[Records from a collection of figures]
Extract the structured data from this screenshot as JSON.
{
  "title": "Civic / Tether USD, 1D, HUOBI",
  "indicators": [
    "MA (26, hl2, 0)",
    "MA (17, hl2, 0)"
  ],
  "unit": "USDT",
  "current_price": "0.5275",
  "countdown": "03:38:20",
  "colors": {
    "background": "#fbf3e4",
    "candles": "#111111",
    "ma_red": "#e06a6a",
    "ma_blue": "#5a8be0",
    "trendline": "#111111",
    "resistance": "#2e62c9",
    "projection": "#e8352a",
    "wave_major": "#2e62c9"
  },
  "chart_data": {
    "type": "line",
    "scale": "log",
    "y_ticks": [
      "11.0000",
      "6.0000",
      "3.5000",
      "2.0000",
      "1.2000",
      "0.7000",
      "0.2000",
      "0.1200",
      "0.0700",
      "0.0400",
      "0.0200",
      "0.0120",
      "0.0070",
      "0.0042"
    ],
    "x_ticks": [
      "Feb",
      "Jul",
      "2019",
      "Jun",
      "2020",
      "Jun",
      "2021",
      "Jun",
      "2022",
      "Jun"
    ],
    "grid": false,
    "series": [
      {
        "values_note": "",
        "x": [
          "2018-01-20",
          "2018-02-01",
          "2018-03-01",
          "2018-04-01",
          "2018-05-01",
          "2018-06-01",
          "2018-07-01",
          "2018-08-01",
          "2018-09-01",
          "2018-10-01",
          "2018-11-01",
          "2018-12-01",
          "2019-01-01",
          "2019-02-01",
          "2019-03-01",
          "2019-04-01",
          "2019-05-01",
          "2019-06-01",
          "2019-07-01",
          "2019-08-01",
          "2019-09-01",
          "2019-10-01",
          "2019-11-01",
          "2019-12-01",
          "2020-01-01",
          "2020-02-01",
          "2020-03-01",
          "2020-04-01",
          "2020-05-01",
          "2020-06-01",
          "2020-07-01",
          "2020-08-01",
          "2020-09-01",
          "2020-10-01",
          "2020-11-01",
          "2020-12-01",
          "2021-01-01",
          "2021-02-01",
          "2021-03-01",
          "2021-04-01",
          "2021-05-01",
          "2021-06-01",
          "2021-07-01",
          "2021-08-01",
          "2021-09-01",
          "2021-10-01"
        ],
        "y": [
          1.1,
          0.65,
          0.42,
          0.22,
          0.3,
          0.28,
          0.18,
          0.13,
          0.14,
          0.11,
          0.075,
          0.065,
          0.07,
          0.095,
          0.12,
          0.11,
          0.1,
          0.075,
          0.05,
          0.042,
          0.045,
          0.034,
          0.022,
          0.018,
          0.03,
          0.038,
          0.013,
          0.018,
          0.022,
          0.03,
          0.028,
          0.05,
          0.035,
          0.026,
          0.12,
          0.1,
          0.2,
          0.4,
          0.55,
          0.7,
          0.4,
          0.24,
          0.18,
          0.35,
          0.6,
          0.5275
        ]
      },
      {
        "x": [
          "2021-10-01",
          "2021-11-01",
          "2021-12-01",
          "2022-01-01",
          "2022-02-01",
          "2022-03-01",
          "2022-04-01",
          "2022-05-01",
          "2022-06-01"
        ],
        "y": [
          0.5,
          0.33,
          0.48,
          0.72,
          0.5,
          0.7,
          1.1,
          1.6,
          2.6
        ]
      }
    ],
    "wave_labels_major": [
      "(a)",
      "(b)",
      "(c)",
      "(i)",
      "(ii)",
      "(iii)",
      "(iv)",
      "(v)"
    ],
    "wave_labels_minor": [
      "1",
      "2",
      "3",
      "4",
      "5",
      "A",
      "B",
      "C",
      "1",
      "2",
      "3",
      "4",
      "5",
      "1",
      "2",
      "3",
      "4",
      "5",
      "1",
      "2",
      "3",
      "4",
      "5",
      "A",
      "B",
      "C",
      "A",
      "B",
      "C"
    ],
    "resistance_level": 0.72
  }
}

Exercise goal: Nothing may be left out: return each entry exactly as it reads.

Reply:
Extract the structured data from this screenshot as JSON.
{
  "title": "Civic / Tether USD, 1D, HUOBI",
  "indicators": [
    "MA (26, hl2, 0)",
    "MA (17, hl2, 0)"
  ],
  "unit": "USDT",
  "current_price": "0.5275",
  "countdown": "03:38:20",
  "colors": {
    "background": "#fbf3e4",
    "candles": "#111111",
    "ma_red": "#e06a6a",
    "ma_blue": "#5a8be0",
    "trendline": "#111111",
    "resistance": "#2e62c9",
    "projection": "#e8352a",
    "wave_major": "#2e62c9"
  },
  "chart_data": {
    "type": "line",
    "scale": "log",
    "y_ticks": [
      "11.0000",
      "6.0000",
      "3.5000",
      "2.0000",
      "1.2000",
      "0.7000",
      "0.2000",
      "0.1200",
      "0.0700",
      "0.0400",
      "0.0200",
      "0.0120",
      "0.0070",
      "0.0042"
    ],
    "x_ticks": [
      "Feb",
      "Jul",
      "2019",
      "Jun",
      "2020",
      "Jun",
      "2021",
      "Jun",
      "2022",
      "Jun"
    ],
    "grid": false,
    "series": [
      {
        "values_note": "",
        "x": [
          "2018-01-20",
          "2018-02-01",
          "2018-03-01",
          "2018-04-01",
          "2018-05-01",
          "2018-06-01",
          "2018-07-01",
          "2018-08-01",
          "2018-09-01",
          "2018-10-01",
          "2018-11-01",
          "2018-12-01",
          "2019-01-01",
          "2019-02-01",
          "2019-03-01",
          "2019-04-01",
          "2019-05-01",
          "2019-06-01",
          "2019-07-01",
          "2019-08-01",
          "2019-09-01",
          "2019-10-01",
          "2019-11-01",
          "2019-12-01",
          "2020-01-01",
          "2020-02-01",
          "2020-03-01",
          "2020-04-01",
          "2020-05-01",
          "2020-06-01",
          "2020-07-01",
          "2020-08-01",
          "2020-09-01",
          "2020-10-01",
          "2020-11-01",
          "2020-12-01",
          "2021-01-01",
          "2021-02-01",
          "2021-03-01",
          "2021-04-01",
          "2021-05-01",
          "2021-06-01",
          "2021-07-01",
          "2021-08-01",
          "2021-09-01",
          "2021-10-01"
        ],
        "y": [
          1.1,
          0.65,
          0.42,
          0.22,
          0.3,
          0.28,
          0.18,
          0.13,
          0.14,
          0.11,
          0.075,
          0.065,
          0.07,
          0.095,
          0.12,
          0.11,
          0.1,
          0.075,
          0.05,
          0.042,
          0.045,
          0.034,
          0.022,
          0.018,
          0.03,
          0.038,
          0.013,
          0.018,
          0.022,
          0.03,
          0.028,
          0.05,
          0.035,
          0.026,
          0.12,
          0.1,
          0.2,
          0.4,
          0.55,
          0.7,
          0.4,
          0.24,
          0.18,
          0.35,
          0.6,
          0.5275
        ]
      },
      {
        "x": [
          "2021-10-01",
          "2021-11-01",
          "2021-12-01",
          "2022-01-01",
          "2022-02-01",
          "2022-03-01",
          "2022-04-01",
          "2022-05-01",
          "2022-06-01"
        ],
        "y": [
          0.5,
          0.33,
          0.48,
          0.72,
          0.5,
          0.7,
          1.1,
          1.6,
          2.6
        ]
      }
    ],
    "wave_labels_major": [
      "(a)",
      "(b)",
      "(c)",
      "(i)",
      "(ii)",
      "(iii)",
      "(iv)",
      "(v)"
    ],
    "wave_labels_minor": [
      "1",
      "2",
      "3",
      "4",
      "5",
      "A",
      "B",
      "C",
      "1",
      "2",
      "3",
      "4",
      "5",
      "1",
      "2",
      "3",
      "4",
      "5",
      "1",
      "2",
      "3",
      "4",
      "5",
      "A",
      "B",
      "C",
      "A",
      "B",
      "C"
    ],
    "resistance_level": 0.72
  }
}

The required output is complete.